[Exercise instructions]: Select, from the material below, each line with "rest" in it.

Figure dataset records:
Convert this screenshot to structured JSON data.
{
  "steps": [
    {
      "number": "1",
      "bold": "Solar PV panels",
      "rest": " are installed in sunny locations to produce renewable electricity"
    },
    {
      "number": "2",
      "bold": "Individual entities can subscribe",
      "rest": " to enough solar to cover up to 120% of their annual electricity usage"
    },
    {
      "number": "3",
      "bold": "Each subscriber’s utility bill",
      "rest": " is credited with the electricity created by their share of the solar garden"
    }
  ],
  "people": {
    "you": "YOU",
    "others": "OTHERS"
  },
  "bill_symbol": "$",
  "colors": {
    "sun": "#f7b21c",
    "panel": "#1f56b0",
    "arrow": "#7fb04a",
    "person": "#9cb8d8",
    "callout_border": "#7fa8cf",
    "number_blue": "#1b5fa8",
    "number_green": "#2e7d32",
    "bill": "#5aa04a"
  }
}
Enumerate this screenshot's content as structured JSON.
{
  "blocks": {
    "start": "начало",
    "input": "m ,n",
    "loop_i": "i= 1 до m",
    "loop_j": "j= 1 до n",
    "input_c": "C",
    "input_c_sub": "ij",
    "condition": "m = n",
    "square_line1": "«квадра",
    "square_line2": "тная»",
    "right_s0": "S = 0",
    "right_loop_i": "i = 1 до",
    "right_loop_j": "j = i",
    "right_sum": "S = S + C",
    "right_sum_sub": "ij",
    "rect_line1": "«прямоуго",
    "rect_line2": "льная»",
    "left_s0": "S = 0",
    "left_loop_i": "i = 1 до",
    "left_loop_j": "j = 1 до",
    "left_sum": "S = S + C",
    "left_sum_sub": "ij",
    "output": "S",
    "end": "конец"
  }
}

[Exercise result]:
      "rest": " are installed in sunny locations to produce renewable electricity"
      "rest": " to enough solar to cover up to 120% of their annual electricity usage"
      "rest": " is credited with the electricity created by their share of the solar garden"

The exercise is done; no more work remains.